◆ STATED GOAL
Leaving out the pictures, please retype each record exactly.

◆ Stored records

******

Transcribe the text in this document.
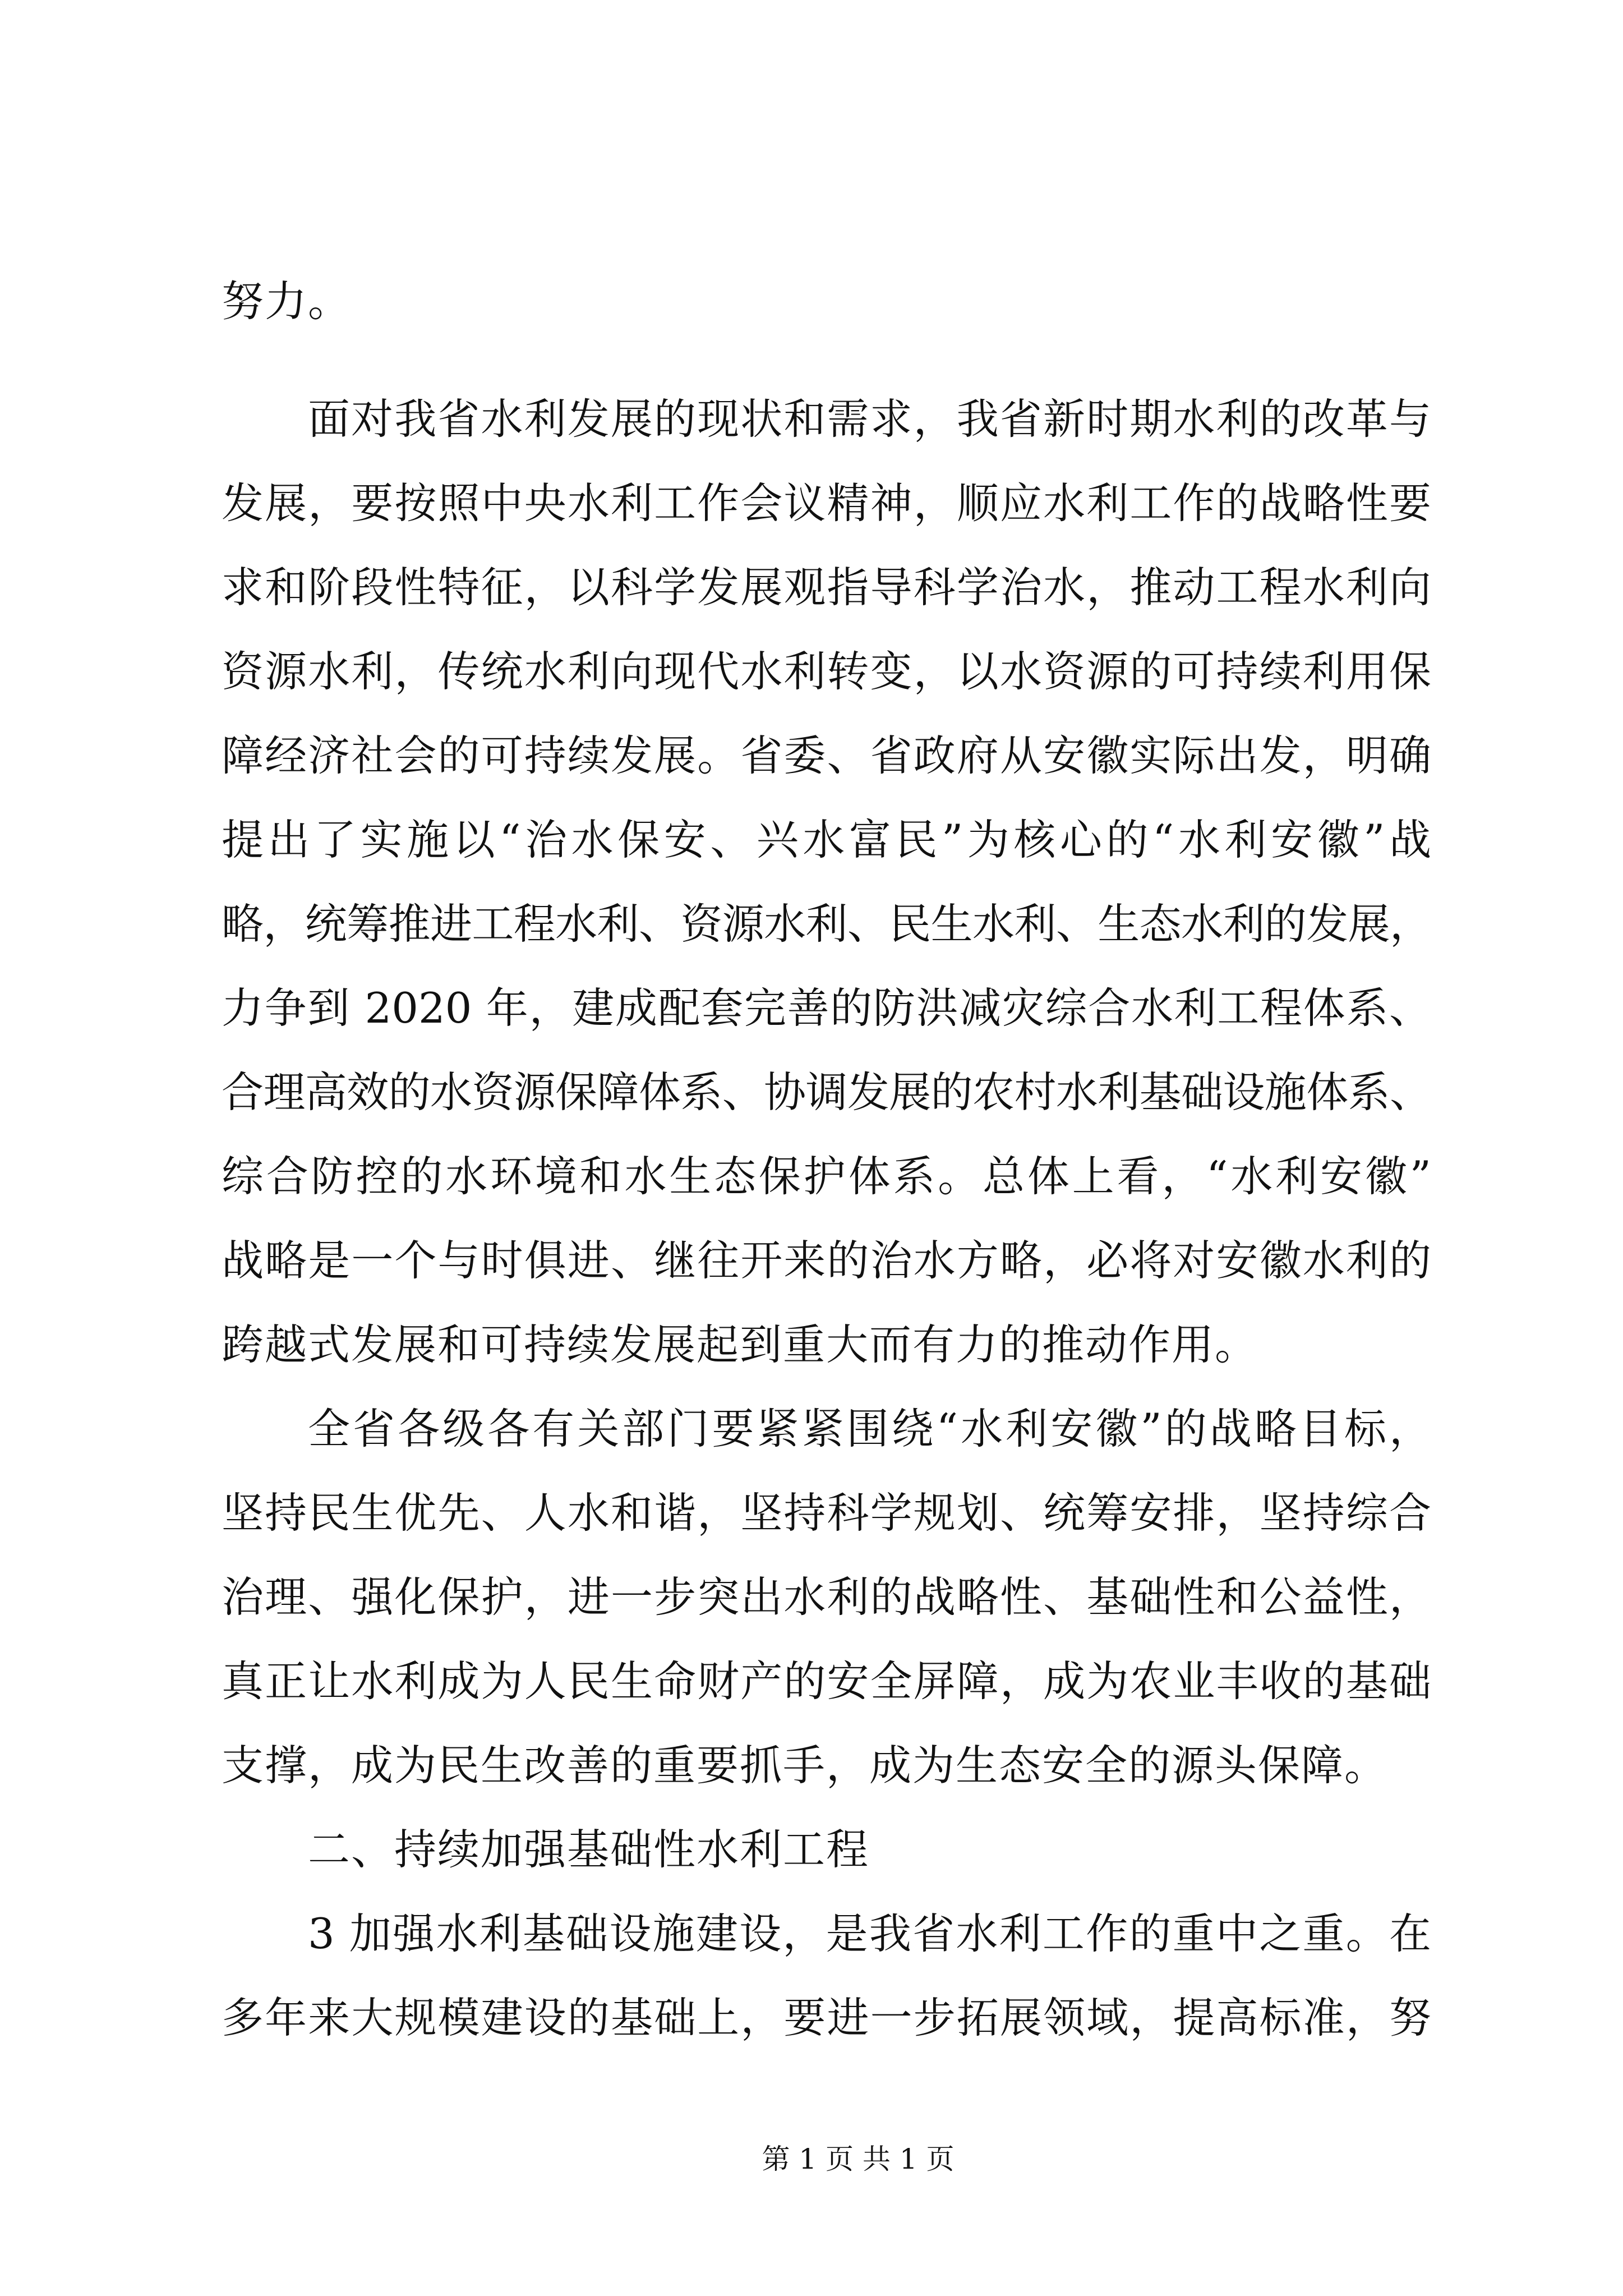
努力。
面对我省水利发展的现状和需求，我省新时期水利的改革与
发展，要按照中央水利工作会议精神，顺应水利工作的战略性要
求和阶段性特征，以科学发展观指导科学治水，推动工程水利向
资源水利，传统水利向现代水利转变，以水资源的可持续利用保
障经济社会的可持续发展。省委、省政府从安徽实际出发，明确
提出了实施以“治水保安、兴水富民”为核心的“水利安徽”战
略，统筹推进工程水利、资源水利、民生水利、生态水利的发展，
力争到 2020 年，建成配套完善的防洪减灾综合水利工程体系、
合理高效的水资源保障体系、协调发展的农村水利基础设施体系、
综合防控的水环境和水生态保护体系。总体上看，“水利安徽”
战略是一个与时俱进、继往开来的治水方略，必将对安徽水利的
跨越式发展和可持续发展起到重大而有力的推动作用。
全省各级各有关部门要紧紧围绕“水利安徽”的战略目标，
坚持民生优先、人水和谐，坚持科学规划、统筹安排，坚持综合
治理、强化保护，进一步突出水利的战略性、基础性和公益性，
真正让水利成为人民生命财产的安全屏障，成为农业丰收的基础
支撑，成为民生改善的重要抓手，成为生态安全的源头保障。
二、持续加强基础性水利工程
3 加强水利基础设施建设，是我省水利工作的重中之重。在
多年来大规模建设的基础上，要进一步拓展领域，提高标准，努
第 1 页 共 1 页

******

◆ SOLUTION TO THIS TASK
Transcribe the text in this document.
努力。
面对我省水利发展的现状和需求，我省新时期水利的改革与
发展，要按照中央水利工作会议精神，顺应水利工作的战略性要
求和阶段性特征，以科学发展观指导科学治水，推动工程水利向
资源水利，传统水利向现代水利转变，以水资源的可持续利用保
障经济社会的可持续发展。省委、省政府从安徽实际出发，明确
提出了实施以“治水保安、兴水富民”为核心的“水利安徽”战
略，统筹推进工程水利、资源水利、民生水利、生态水利的发展，
力争到 2020 年，建成配套完善的防洪减灾综合水利工程体系、
合理高效的水资源保障体系、协调发展的农村水利基础设施体系、
综合防控的水环境和水生态保护体系。总体上看，“水利安徽”
战略是一个与时俱进、继往开来的治水方略，必将对安徽水利的
跨越式发展和可持续发展起到重大而有力的推动作用。
全省各级各有关部门要紧紧围绕“水利安徽”的战略目标，
坚持民生优先、人水和谐，坚持科学规划、统筹安排，坚持综合
治理、强化保护，进一步突出水利的战略性、基础性和公益性，
真正让水利成为人民生命财产的安全屏障，成为农业丰收的基础
支撑，成为民生改善的重要抓手，成为生态安全的源头保障。
二、持续加强基础性水利工程
3 加强水利基础设施建设，是我省水利工作的重中之重。在
多年来大规模建设的基础上，要进一步拓展领域，提高标准，努
第 1 页 共 1 页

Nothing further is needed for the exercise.